• [AIM] Leave out any picture and return the remaining listing below exactly as given.

• [DATA SUPPLIED]
..........
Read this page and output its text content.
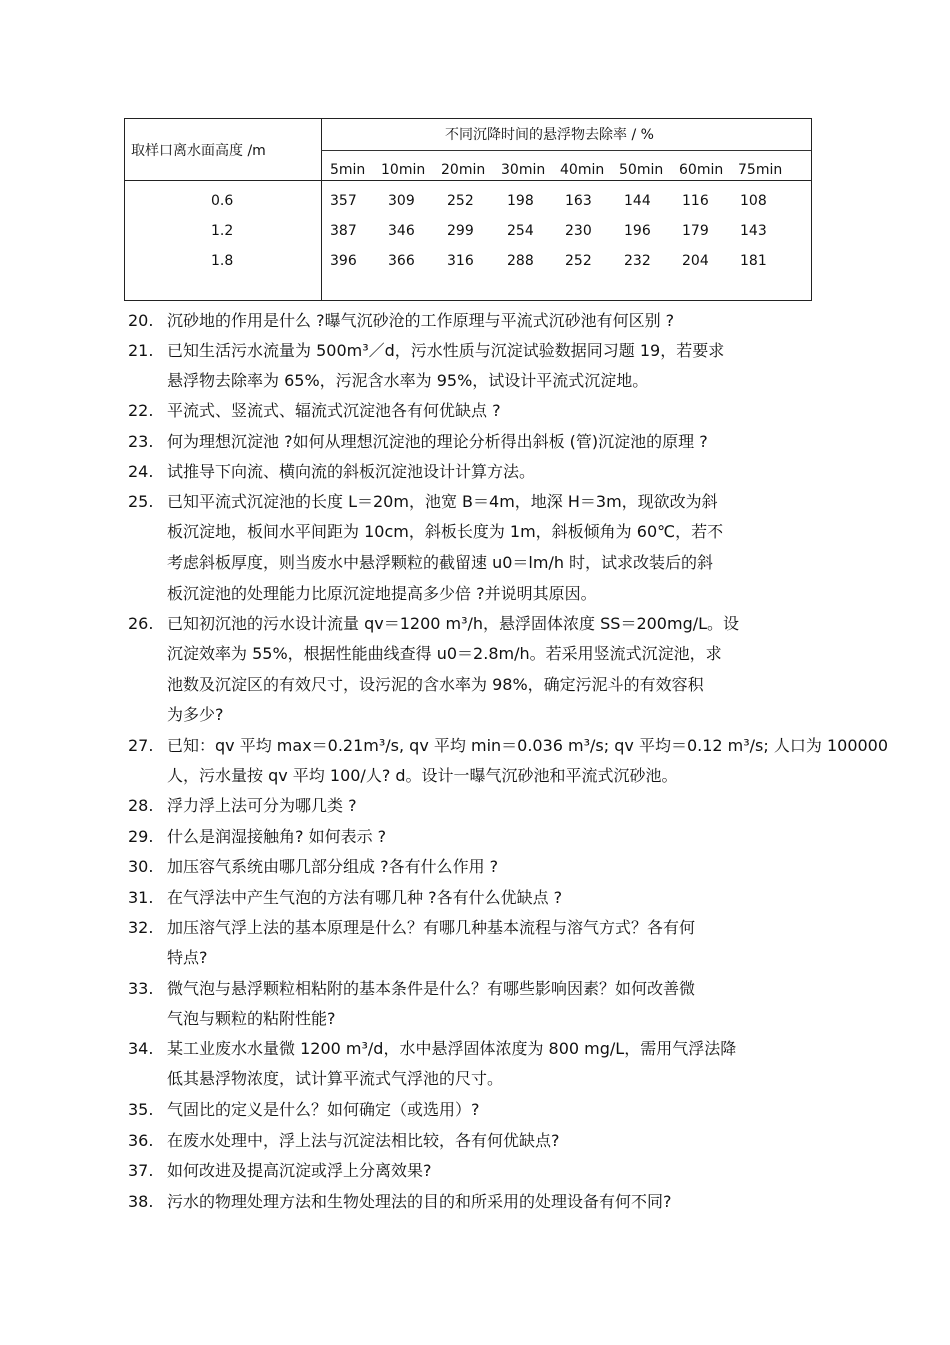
取样口离水面高度 /m
不同沉降时间的悬浮物去除率 / %
5min 10min 20min 30min 40min 50min 60min 75min
0.6	357 309 252 198 163 144 116 108
1.2	387 346 299 254 230 196 179 143
1.8	396 366 316 288 252 232 204 181
20. 沉砂地的作用是什么 ?曝气沉砂沧的工作原理与平流式沉砂池有何区别 ?
21. 已知生活污水流量为 500m³／d，污水性质与沉淀试验数据同习题 19，若要求
悬浮物去除率为 65%，污泥含水率为 95%，试设计平流式沉淀地。
22. 平流式、竖流式、辐流式沉淀池各有何优缺点 ?
23. 何为理想沉淀池 ?如何从理想沉淀池的理论分析得出斜板 (管)沉淀池的原理 ?
24. 试推导下向流、横向流的斜板沉淀池设计计算方法。
25. 已知平流式沉淀池的长度 L＝20m，池宽 B＝4m，地深 H＝3m，现欲改为斜
板沉淀地，板间水平间距为 10cm，斜板长度为 1m，斜板倾角为 60℃，若不
考虑斜板厚度，则当废水中悬浮颗粒的截留速 u0＝lm/h 时，试求改装后的斜
板沉淀池的处理能力比原沉淀地提高多少倍 ?并说明其原因。
26. 已知初沉池的污水设计流量 qv＝1200 m³/h，悬浮固体浓度 SS＝200mg/L。设
沉淀效率为 55%，根据性能曲线查得 u0＝2.8m/h。若采用竖流式沉淀池，求
池数及沉淀区的有效尺寸，设污泥的含水率为 98%，确定污泥斗的有效容积
为多少?
27. 已知：qv 平均 max＝0.21m³/s, qv 平均 min＝0.036 m³/s; qv 平均＝0.12 m³/s; 人口为 100000
人，污水量按 qv 平均 100/人? d。设计一曝气沉砂池和平流式沉砂池。
28. 浮力浮上法可分为哪几类 ?
29. 什么是润湿接触角? 如何表示 ?
30. 加压容气系统由哪几部分组成 ?各有什么作用 ?
31. 在气浮法中产生气泡的方法有哪几种 ?各有什么优缺点 ?
32. 加压溶气浮上法的基本原理是什么？有哪几种基本流程与溶气方式？各有何
特点?
33. 微气泡与悬浮颗粒相粘附的基本条件是什么？有哪些影响因素？如何改善微
气泡与颗粒的粘附性能?
34. 某工业废水水量微 1200 m³/d，水中悬浮固体浓度为 800 mg/L，需用气浮法降
低其悬浮物浓度，试计算平流式气浮池的尺寸。
35. 气固比的定义是什么？如何确定（或选用）?
36. 在废水处理中，浮上法与沉淀法相比较，各有何优缺点?
37. 如何改进及提高沉淀或浮上分离效果?
38. 污水的物理处理方法和生物处理法的目的和所采用的处理设备有何不同?
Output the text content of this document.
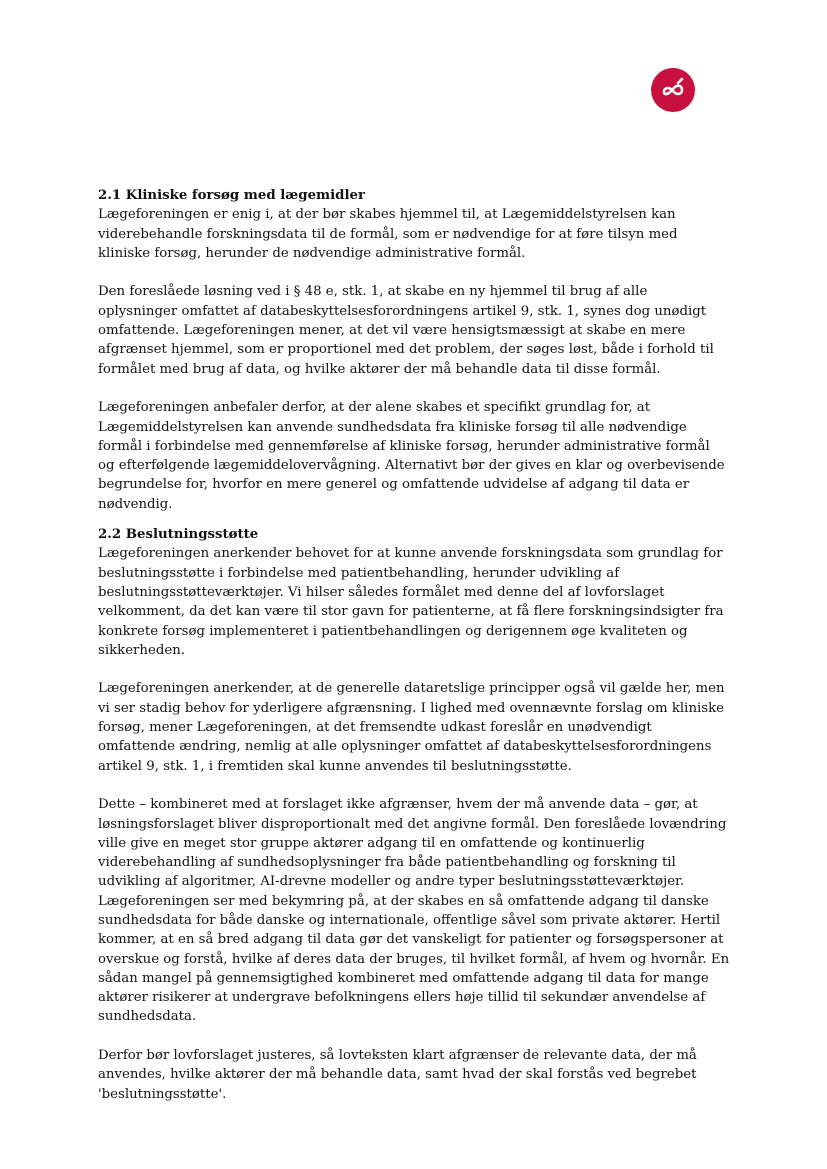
2.1 Kliniske forsøg med lægemidler

Lægeforeningen er enig i, at der bør skabes hjemmel til, at Lægemiddelstyrelsen kan viderebehandle forskningsdata til de formål, som er nødvendige for at føre tilsyn med kliniske forsøg, herunder de nødvendige administrative formål.

Den foreslåede løsning ved i § 48 e, stk. 1, at skabe en ny hjemmel til brug af alle oplysninger omfattet af databeskyttelsesforordningens artikel 9, stk. 1, synes dog unødigt omfattende. Lægeforeningen mener, at det vil være hensigtsmæssigt at skabe en mere afgrænset hjemmel, som er proportionel med det problem, der søges løst, både i forhold til formålet med brug af data, og hvilke aktører der må behandle data til disse formål.

Lægeforeningen anbefaler derfor, at der alene skabes et specifikt grundlag for, at Lægemiddelstyrelsen kan anvende sundhedsdata fra kliniske forsøg til alle nødvendige formål i forbindelse med gennemførelse af kliniske forsøg, herunder administrative formål og efterfølgende lægemiddelovervågning. Alternativt bør der gives en klar og overbevisende begrundelse for, hvorfor en mere generel og omfattende udvidelse af adgang til data er nødvendig.

2.2 Beslutningsstøtte

Lægeforeningen anerkender behovet for at kunne anvende forskningsdata som grundlag for beslutningsstøtte i forbindelse med patientbehandling, herunder udvikling af beslutningsstøtteværktøjer. Vi hilser således formålet med denne del af lovforslaget velkomment, da det kan være til stor gavn for patienterne, at få flere forskningsindsigter fra konkrete forsøg implementeret i patientbehandlingen og derigennem øge kvaliteten og sikkerheden.

Lægeforeningen anerkender, at de generelle dataretslige principper også vil gælde her, men vi ser stadig behov for yderligere afgrænsning. I lighed med ovennævnte forslag om kliniske forsøg, mener Lægeforeningen, at det fremsendte udkast foreslår en unødvendigt omfattende ændring, nemlig at alle oplysninger omfattet af databeskyttelsesforordningens artikel 9, stk. 1, i fremtiden skal kunne anvendes til beslutningsstøtte.

Dette – kombineret med at forslaget ikke afgrænser, hvem der må anvende data – gør, at løsningsforslaget bliver disproportionalt med det angivne formål. Den foreslåede lovændring ville give en meget stor gruppe aktører adgang til en omfattende og kontinuerlig viderebehandling af sundhedsoplysninger fra både patientbehandling og forskning til udvikling af algoritmer, AI-drevne modeller og andre typer beslutningsstøtteværktøjer. Lægeforeningen ser med bekymring på, at der skabes en så omfattende adgang til danske sundhedsdata for både danske og internationale, offentlige såvel som private aktører. Hertil kommer, at en så bred adgang til data gør det vanskeligt for patienter og forsøgspersoner at overskue og forstå, hvilke af deres data der bruges, til hvilket formål, af hvem og hvornår. En sådan mangel på gennemsigtighed kombineret med omfattende adgang til data for mange aktører risikerer at undergrave befolkningens ellers høje tillid til sekundær anvendelse af sundhedsdata.

Derfor bør lovforslaget justeres, så lovteksten klart afgrænser de relevante data, der må anvendes, hvilke aktører der må behandle data, samt hvad der skal forstås ved begrebet 'beslutningsstøtte'.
..........
• [OUTPUT]
Read this page and output its text content.
取样口离水面高度 /m
不同沉降时间的悬浮物去除率 / %
5min 10min 20min 30min 40min 50min 60min 75min
0.6	357 309 252 198 163 144 116 108
1.2	387 346 299 254 230 196 179 143
1.8	396 366 316 288 252 232 204 181
20. 沉砂地的作用是什么 ?曝气沉砂沧的工作原理与平流式沉砂池有何区别 ?
21. 已知生活污水流量为 500m³／d，污水性质与沉淀试验数据同习题 19，若要求
悬浮物去除率为 65%，污泥含水率为 95%，试设计平流式沉淀地。
22. 平流式、竖流式、辐流式沉淀池各有何优缺点 ?
23. 何为理想沉淀池 ?如何从理想沉淀池的理论分析得出斜板 (管)沉淀池的原理 ?
24. 试推导下向流、横向流的斜板沉淀池设计计算方法。
25. 已知平流式沉淀池的长度 L＝20m，池宽 B＝4m，地深 H＝3m，现欲改为斜
板沉淀地，板间水平间距为 10cm，斜板长度为 1m，斜板倾角为 60℃，若不
考虑斜板厚度，则当废水中悬浮颗粒的截留速 u0＝lm/h 时，试求改装后的斜
板沉淀池的处理能力比原沉淀地提高多少倍 ?并说明其原因。
26. 已知初沉池的污水设计流量 qv＝1200 m³/h，悬浮固体浓度 SS＝200mg/L。设
沉淀效率为 55%，根据性能曲线查得 u0＝2.8m/h。若采用竖流式沉淀池，求
池数及沉淀区的有效尺寸，设污泥的含水率为 98%，确定污泥斗的有效容积
为多少?
27. 已知：qv 平均 max＝0.21m³/s, qv 平均 min＝0.036 m³/s; qv 平均＝0.12 m³/s; 人口为 100000
人，污水量按 qv 平均 100/人? d。设计一曝气沉砂池和平流式沉砂池。
28. 浮力浮上法可分为哪几类 ?
29. 什么是润湿接触角? 如何表示 ?
30. 加压容气系统由哪几部分组成 ?各有什么作用 ?
31. 在气浮法中产生气泡的方法有哪几种 ?各有什么优缺点 ?
32. 加压溶气浮上法的基本原理是什么？有哪几种基本流程与溶气方式？各有何
特点?
33. 微气泡与悬浮颗粒相粘附的基本条件是什么？有哪些影响因素？如何改善微
气泡与颗粒的粘附性能?
34. 某工业废水水量微 1200 m³/d，水中悬浮固体浓度为 800 mg/L，需用气浮法降
低其悬浮物浓度，试计算平流式气浮池的尺寸。
35. 气固比的定义是什么？如何确定（或选用）?
36. 在废水处理中，浮上法与沉淀法相比较，各有何优缺点?
37. 如何改进及提高沉淀或浮上分离效果?
38. 污水的物理处理方法和生物处理法的目的和所采用的处理设备有何不同?
Output the text content of this document.
2.1 Kliniske forsøg med lægemidler

Lægeforeningen er enig i, at der bør skabes hjemmel til, at Lægemiddelstyrelsen kan viderebehandle forskningsdata til de formål, som er nødvendige for at føre tilsyn med kliniske forsøg, herunder de nødvendige administrative formål.

Den foreslåede løsning ved i § 48 e, stk. 1, at skabe en ny hjemmel til brug af alle oplysninger omfattet af databeskyttelsesforordningens artikel 9, stk. 1, synes dog unødigt omfattende. Lægeforeningen mener, at det vil være hensigtsmæssigt at skabe en mere afgrænset hjemmel, som er proportionel med det problem, der søges løst, både i forhold til formålet med brug af data, og hvilke aktører der må behandle data til disse formål.

Lægeforeningen anbefaler derfor, at der alene skabes et specifikt grundlag for, at Lægemiddelstyrelsen kan anvende sundhedsdata fra kliniske forsøg til alle nødvendige formål i forbindelse med gennemførelse af kliniske forsøg, herunder administrative formål og efterfølgende lægemiddelovervågning. Alternativt bør der gives en klar og overbevisende begrundelse for, hvorfor en mere generel og omfattende udvidelse af adgang til data er nødvendig.

2.2 Beslutningsstøtte

Lægeforeningen anerkender behovet for at kunne anvende forskningsdata som grundlag for beslutningsstøtte i forbindelse med patientbehandling, herunder udvikling af beslutningsstøtteværktøjer. Vi hilser således formålet med denne del af lovforslaget velkomment, da det kan være til stor gavn for patienterne, at få flere forskningsindsigter fra konkrete forsøg implementeret i patientbehandlingen og derigennem øge kvaliteten og sikkerheden.

Lægeforeningen anerkender, at de generelle dataretslige principper også vil gælde her, men vi ser stadig behov for yderligere afgrænsning. I lighed med ovennævnte forslag om kliniske forsøg, mener Lægeforeningen, at det fremsendte udkast foreslår en unødvendigt omfattende ændring, nemlig at alle oplysninger omfattet af databeskyttelsesforordningens artikel 9, stk. 1, i fremtiden skal kunne anvendes til beslutningsstøtte.

Dette – kombineret med at forslaget ikke afgrænser, hvem der må anvende data – gør, at løsningsforslaget bliver disproportionalt med det angivne formål. Den foreslåede lovændring ville give en meget stor gruppe aktører adgang til en omfattende og kontinuerlig viderebehandling af sundhedsoplysninger fra både patientbehandling og forskning til udvikling af algoritmer, AI-drevne modeller og andre typer beslutningsstøtteværktøjer. Lægeforeningen ser med bekymring på, at der skabes en så omfattende adgang til danske sundhedsdata for både danske og internationale, offentlige såvel som private aktører. Hertil kommer, at en så bred adgang til data gør det vanskeligt for patienter og forsøgspersoner at overskue og forstå, hvilke af deres data der bruges, til hvilket formål, af hvem og hvornår. En sådan mangel på gennemsigtighed kombineret med omfattende adgang til data for mange aktører risikerer at undergrave befolkningens ellers høje tillid til sekundær anvendelse af sundhedsdata.

Derfor bør lovforslaget justeres, så lovteksten klart afgrænser de relevante data, der må anvendes, hvilke aktører der må behandle data, samt hvad der skal forstås ved begrebet 'beslutningsstøtte'.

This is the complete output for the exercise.